* Exercise requirements: Copy out all of the data below with no alterations.

[Raw records]
•••••

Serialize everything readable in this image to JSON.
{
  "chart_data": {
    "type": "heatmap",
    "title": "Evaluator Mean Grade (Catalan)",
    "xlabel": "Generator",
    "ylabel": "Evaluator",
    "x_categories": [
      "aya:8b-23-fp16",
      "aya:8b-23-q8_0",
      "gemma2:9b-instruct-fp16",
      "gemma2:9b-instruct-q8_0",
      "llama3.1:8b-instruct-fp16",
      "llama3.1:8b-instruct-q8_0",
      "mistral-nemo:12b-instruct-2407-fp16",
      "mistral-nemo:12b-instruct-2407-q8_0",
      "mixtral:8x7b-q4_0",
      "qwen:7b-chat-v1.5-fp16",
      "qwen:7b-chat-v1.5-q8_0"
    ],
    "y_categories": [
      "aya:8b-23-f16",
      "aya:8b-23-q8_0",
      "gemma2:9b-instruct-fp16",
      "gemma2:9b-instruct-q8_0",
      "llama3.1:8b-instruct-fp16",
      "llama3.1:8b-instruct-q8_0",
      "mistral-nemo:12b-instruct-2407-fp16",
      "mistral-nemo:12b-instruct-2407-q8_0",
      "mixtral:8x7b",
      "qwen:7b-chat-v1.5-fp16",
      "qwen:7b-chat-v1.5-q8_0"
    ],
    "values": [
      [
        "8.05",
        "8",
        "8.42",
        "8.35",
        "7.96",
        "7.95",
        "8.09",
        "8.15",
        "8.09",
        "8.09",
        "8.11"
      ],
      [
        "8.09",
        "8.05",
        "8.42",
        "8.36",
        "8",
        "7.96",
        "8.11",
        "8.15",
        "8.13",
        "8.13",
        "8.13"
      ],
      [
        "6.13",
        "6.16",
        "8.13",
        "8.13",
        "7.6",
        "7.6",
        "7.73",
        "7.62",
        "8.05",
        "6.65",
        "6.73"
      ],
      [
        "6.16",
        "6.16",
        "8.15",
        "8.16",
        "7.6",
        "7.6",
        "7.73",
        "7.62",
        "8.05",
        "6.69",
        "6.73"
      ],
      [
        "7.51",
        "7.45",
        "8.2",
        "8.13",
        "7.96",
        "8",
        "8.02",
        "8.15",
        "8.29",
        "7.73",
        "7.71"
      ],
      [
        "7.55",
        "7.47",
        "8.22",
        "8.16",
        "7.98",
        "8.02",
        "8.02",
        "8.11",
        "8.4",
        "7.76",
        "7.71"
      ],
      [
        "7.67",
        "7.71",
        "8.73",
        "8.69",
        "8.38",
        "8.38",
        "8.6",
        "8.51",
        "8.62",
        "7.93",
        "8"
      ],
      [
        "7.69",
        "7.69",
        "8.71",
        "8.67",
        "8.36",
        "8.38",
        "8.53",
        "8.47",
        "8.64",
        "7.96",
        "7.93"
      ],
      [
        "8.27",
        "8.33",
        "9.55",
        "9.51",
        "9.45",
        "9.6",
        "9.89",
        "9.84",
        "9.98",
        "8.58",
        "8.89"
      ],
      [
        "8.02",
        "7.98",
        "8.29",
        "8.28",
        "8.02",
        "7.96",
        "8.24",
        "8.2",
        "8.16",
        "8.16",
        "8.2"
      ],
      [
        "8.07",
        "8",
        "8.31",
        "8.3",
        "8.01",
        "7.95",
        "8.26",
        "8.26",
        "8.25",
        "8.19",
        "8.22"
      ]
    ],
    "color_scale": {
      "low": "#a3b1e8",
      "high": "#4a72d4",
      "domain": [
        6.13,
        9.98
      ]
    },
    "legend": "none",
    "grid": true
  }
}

•••••

* Finished task:
Serialize everything readable in this image to JSON.
{
  "chart_data": {
    "type": "heatmap",
    "title": "Evaluator Mean Grade (Catalan)",
    "xlabel": "Generator",
    "ylabel": "Evaluator",
    "x_categories": [
      "aya:8b-23-fp16",
      "aya:8b-23-q8_0",
      "gemma2:9b-instruct-fp16",
      "gemma2:9b-instruct-q8_0",
      "llama3.1:8b-instruct-fp16",
      "llama3.1:8b-instruct-q8_0",
      "mistral-nemo:12b-instruct-2407-fp16",
      "mistral-nemo:12b-instruct-2407-q8_0",
      "mixtral:8x7b-q4_0",
      "qwen:7b-chat-v1.5-fp16",
      "qwen:7b-chat-v1.5-q8_0"
    ],
    "y_categories": [
      "aya:8b-23-f16",
      "aya:8b-23-q8_0",
      "gemma2:9b-instruct-fp16",
      "gemma2:9b-instruct-q8_0",
      "llama3.1:8b-instruct-fp16",
      "llama3.1:8b-instruct-q8_0",
      "mistral-nemo:12b-instruct-2407-fp16",
      "mistral-nemo:12b-instruct-2407-q8_0",
      "mixtral:8x7b",
      "qwen:7b-chat-v1.5-fp16",
      "qwen:7b-chat-v1.5-q8_0"
    ],
    "values": [
      [
        "8.05",
        "8",
        "8.42",
        "8.35",
        "7.96",
        "7.95",
        "8.09",
        "8.15",
        "8.09",
        "8.09",
        "8.11"
      ],
      [
        "8.09",
        "8.05",
        "8.42",
        "8.36",
        "8",
        "7.96",
        "8.11",
        "8.15",
        "8.13",
        "8.13",
        "8.13"
      ],
      [
        "6.13",
        "6.16",
        "8.13",
        "8.13",
        "7.6",
        "7.6",
        "7.73",
        "7.62",
        "8.05",
        "6.65",
        "6.73"
      ],
      [
        "6.16",
        "6.16",
        "8.15",
        "8.16",
        "7.6",
        "7.6",
        "7.73",
        "7.62",
        "8.05",
        "6.69",
        "6.73"
      ],
      [
        "7.51",
        "7.45",
        "8.2",
        "8.13",
        "7.96",
        "8",
        "8.02",
        "8.15",
        "8.29",
        "7.73",
        "7.71"
      ],
      [
        "7.55",
        "7.47",
        "8.22",
        "8.16",
        "7.98",
        "8.02",
        "8.02",
        "8.11",
        "8.4",
        "7.76",
        "7.71"
      ],
      [
        "7.67",
        "7.71",
        "8.73",
        "8.69",
        "8.38",
        "8.38",
        "8.6",
        "8.51",
        "8.62",
        "7.93",
        "8"
      ],
      [
        "7.69",
        "7.69",
        "8.71",
        "8.67",
        "8.36",
        "8.38",
        "8.53",
        "8.47",
        "8.64",
        "7.96",
        "7.93"
      ],
      [
        "8.27",
        "8.33",
        "9.55",
        "9.51",
        "9.45",
        "9.6",
        "9.89",
        "9.84",
        "9.98",
        "8.58",
        "8.89"
      ],
      [
        "8.02",
        "7.98",
        "8.29",
        "8.28",
        "8.02",
        "7.96",
        "8.24",
        "8.2",
        "8.16",
        "8.16",
        "8.2"
      ],
      [
        "8.07",
        "8",
        "8.31",
        "8.3",
        "8.01",
        "7.95",
        "8.26",
        "8.26",
        "8.25",
        "8.19",
        "8.22"
      ]
    ],
    "color_scale": {
      "low": "#a3b1e8",
      "high": "#4a72d4",
      "domain": [
        6.13,
        9.98
      ]
    },
    "legend": "none",
    "grid": true
  }
}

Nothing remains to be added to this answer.